**PROBLEM DETAILS**
Pick out the lines in the listing below that contain the word "pracy" and copy them.

**MATERIAL SUPPLIED**
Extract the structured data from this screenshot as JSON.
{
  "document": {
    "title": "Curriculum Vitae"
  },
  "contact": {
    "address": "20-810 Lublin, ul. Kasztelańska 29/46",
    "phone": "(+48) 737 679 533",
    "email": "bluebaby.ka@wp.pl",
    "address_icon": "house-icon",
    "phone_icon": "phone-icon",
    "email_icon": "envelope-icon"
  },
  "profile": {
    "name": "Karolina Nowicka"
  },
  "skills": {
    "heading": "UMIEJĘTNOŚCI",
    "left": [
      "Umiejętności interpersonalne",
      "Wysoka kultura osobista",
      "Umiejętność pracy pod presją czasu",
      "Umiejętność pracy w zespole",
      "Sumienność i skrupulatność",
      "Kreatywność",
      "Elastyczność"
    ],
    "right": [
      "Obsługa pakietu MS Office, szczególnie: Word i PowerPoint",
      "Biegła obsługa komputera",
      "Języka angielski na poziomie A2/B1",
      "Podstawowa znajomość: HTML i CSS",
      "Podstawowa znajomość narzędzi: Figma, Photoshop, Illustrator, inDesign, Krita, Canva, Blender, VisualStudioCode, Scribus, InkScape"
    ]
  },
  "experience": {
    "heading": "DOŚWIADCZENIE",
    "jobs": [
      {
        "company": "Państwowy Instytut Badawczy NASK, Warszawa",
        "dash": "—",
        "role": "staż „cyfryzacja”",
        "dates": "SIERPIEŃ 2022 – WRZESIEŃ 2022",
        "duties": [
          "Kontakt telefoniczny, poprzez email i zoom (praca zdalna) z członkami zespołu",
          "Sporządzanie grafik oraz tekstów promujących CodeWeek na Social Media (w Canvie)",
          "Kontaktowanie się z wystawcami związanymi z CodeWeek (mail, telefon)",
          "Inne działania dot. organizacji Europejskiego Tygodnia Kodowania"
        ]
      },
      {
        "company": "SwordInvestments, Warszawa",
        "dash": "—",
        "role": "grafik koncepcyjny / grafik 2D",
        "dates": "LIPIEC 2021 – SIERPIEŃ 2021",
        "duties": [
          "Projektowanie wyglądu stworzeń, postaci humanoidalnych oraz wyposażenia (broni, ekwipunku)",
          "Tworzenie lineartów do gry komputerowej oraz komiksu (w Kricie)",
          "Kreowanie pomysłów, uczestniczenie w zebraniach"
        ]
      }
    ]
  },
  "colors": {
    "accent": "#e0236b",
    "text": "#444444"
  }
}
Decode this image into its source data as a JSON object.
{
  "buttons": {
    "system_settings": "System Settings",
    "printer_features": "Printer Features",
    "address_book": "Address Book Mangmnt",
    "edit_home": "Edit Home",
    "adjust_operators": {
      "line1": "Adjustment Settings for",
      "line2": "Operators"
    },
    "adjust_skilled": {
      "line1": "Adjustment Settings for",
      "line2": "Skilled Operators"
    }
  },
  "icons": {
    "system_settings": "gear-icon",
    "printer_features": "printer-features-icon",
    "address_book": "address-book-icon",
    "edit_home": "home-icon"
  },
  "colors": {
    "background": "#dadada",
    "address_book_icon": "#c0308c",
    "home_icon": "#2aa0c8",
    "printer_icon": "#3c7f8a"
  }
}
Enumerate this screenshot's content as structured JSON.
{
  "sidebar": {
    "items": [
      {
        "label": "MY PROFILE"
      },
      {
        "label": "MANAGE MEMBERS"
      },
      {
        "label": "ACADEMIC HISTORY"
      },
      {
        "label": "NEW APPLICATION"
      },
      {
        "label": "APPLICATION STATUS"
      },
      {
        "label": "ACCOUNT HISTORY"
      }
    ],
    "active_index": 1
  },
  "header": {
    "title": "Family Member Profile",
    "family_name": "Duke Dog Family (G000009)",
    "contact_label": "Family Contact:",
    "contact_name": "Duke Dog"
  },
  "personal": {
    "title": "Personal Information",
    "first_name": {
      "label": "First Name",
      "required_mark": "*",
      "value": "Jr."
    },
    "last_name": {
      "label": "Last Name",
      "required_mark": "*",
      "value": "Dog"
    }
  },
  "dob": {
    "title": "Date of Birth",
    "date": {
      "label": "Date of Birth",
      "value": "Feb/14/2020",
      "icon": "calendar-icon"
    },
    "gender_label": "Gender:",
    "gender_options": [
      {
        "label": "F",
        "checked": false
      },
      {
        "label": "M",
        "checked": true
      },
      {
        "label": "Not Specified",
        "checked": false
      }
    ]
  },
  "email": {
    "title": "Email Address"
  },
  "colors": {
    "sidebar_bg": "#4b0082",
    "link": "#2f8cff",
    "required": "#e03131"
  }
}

**RESPONSE TO THE EXERCISE**
      "Umiejętność pracy pod presją czasu",
      "Umiejętność pracy w zespole",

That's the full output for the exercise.